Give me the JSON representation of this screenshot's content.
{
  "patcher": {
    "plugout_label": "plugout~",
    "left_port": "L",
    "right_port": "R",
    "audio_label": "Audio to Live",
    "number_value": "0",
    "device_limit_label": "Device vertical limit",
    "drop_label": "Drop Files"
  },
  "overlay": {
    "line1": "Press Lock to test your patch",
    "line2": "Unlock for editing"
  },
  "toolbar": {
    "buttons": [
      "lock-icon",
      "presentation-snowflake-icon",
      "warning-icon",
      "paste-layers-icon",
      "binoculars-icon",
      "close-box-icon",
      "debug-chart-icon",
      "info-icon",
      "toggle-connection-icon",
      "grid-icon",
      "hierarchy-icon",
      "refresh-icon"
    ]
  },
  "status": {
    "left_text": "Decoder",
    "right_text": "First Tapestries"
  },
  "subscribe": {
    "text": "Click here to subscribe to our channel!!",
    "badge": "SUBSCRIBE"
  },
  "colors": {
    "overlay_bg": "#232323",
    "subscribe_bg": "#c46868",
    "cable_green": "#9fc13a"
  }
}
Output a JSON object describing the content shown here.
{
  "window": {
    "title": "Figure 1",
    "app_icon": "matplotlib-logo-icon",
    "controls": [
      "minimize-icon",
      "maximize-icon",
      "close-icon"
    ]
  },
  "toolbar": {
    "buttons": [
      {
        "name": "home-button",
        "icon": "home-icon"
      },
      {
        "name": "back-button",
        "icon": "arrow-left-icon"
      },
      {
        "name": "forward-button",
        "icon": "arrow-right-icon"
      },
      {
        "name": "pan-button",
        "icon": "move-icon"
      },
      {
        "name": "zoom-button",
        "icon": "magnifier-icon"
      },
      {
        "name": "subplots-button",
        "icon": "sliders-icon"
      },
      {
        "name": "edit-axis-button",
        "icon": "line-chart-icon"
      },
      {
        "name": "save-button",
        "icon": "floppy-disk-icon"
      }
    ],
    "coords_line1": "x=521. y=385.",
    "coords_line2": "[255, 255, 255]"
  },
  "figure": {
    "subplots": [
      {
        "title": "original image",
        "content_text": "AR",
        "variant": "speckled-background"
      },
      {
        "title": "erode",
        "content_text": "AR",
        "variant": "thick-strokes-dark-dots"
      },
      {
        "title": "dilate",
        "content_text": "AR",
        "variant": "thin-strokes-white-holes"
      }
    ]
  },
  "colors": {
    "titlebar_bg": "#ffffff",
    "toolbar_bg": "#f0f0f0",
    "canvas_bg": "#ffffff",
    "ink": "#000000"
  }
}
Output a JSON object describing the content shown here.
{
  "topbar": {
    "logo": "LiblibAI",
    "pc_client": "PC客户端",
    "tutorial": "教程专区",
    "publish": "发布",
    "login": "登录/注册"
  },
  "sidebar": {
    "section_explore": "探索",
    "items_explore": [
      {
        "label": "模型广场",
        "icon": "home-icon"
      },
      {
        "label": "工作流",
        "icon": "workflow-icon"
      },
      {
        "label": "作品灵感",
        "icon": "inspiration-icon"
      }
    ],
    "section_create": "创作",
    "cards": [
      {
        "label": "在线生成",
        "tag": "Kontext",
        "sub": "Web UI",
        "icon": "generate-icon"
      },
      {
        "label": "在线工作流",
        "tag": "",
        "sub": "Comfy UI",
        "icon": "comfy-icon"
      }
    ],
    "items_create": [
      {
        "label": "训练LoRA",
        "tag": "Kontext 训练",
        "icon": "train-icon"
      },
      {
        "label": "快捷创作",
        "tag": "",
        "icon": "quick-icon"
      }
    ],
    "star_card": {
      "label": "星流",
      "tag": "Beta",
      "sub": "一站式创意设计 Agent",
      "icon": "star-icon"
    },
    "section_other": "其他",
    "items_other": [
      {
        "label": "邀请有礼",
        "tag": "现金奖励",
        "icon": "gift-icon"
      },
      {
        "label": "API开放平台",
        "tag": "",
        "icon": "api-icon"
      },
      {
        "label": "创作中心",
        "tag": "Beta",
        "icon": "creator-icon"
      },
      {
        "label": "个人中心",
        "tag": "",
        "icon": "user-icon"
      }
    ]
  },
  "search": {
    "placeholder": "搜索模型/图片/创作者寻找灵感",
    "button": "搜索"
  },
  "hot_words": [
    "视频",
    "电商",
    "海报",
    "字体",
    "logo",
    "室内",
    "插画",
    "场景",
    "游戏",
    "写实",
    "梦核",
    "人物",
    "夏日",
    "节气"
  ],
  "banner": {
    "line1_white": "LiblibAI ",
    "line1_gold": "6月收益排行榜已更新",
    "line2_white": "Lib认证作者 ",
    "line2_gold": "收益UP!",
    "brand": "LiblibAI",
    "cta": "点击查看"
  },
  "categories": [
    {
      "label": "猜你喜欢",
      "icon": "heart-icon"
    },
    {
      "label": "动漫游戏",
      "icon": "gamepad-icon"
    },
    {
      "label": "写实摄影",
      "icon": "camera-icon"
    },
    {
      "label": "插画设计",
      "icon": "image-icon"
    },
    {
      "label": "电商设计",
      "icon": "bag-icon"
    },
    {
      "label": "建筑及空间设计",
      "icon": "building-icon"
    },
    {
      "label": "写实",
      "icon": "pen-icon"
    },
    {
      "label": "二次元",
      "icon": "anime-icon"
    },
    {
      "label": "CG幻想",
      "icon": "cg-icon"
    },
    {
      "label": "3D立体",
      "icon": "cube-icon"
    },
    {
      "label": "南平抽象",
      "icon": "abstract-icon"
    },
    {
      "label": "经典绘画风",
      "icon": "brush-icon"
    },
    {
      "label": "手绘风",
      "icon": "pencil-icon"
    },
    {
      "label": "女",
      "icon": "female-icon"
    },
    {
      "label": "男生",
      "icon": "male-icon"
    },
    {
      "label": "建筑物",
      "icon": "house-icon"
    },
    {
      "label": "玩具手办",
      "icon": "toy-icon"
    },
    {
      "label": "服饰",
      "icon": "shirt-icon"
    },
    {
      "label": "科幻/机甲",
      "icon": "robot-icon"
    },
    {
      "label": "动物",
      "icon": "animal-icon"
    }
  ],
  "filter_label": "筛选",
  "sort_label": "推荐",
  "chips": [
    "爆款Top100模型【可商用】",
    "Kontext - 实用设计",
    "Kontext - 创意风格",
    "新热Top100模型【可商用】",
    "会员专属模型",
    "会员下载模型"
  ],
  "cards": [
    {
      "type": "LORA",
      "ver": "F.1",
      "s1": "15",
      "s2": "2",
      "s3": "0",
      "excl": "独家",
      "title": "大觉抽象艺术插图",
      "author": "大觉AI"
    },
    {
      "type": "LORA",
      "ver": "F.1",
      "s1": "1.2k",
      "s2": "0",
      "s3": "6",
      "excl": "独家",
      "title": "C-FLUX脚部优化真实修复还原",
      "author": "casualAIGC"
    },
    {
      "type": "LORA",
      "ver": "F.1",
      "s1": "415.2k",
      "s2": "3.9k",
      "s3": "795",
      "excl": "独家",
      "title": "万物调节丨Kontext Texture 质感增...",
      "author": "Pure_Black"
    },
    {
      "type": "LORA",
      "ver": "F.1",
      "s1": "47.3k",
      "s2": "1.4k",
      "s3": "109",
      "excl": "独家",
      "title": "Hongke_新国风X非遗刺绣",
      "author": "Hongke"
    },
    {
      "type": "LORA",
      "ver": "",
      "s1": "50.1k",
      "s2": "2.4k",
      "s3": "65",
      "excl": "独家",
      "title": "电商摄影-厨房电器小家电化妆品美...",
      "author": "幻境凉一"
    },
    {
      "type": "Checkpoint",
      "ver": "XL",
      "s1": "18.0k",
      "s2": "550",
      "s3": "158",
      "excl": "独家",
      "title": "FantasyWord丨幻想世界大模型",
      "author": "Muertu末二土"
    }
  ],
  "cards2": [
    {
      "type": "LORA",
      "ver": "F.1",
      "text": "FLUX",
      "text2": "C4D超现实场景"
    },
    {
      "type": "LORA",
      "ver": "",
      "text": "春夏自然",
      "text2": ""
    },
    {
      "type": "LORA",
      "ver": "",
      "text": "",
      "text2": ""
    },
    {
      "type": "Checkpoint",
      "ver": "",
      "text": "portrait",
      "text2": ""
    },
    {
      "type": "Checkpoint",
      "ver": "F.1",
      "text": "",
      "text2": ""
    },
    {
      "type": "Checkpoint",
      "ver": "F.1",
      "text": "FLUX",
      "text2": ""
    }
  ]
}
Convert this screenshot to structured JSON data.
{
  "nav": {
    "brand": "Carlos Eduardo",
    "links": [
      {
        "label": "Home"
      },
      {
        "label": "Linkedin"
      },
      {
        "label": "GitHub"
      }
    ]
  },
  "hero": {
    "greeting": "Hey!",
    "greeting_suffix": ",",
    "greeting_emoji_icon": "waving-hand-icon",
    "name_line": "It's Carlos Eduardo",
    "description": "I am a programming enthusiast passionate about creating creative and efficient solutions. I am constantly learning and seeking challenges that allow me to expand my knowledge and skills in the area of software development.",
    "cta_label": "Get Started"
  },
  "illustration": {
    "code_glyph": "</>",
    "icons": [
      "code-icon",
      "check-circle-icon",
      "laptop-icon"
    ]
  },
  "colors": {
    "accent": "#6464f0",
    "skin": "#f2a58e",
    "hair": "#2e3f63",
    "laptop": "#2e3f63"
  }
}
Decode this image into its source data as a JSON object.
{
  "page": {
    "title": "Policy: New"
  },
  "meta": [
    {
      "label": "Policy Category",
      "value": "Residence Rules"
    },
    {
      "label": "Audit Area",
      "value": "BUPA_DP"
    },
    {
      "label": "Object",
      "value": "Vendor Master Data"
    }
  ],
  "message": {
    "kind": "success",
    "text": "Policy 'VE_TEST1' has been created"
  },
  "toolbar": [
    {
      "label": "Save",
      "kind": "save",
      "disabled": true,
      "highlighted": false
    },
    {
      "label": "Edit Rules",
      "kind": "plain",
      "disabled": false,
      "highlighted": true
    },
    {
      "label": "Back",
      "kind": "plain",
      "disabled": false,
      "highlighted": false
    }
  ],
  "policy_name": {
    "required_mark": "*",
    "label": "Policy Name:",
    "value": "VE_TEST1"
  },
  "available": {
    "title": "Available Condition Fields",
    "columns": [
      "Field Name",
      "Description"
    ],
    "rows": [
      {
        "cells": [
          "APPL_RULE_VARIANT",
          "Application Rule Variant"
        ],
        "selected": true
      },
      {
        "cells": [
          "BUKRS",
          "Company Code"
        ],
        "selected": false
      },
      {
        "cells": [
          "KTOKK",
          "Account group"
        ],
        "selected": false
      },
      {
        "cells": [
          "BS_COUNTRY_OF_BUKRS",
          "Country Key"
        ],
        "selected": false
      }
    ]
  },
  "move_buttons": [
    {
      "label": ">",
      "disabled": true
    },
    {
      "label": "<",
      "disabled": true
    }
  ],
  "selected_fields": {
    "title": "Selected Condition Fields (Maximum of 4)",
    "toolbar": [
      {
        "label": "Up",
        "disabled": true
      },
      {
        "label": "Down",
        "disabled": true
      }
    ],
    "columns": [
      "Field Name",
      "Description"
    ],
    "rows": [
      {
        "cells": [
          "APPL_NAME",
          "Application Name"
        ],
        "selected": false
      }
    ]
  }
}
==*==
*TASK BRIEF:* Write out every line of the preceding listing that contains "image".

*EXERCISE OUTPUT:*
        "title": "original image",
      "icon": "image-icon"
Decode this image into its source data as a JSON object.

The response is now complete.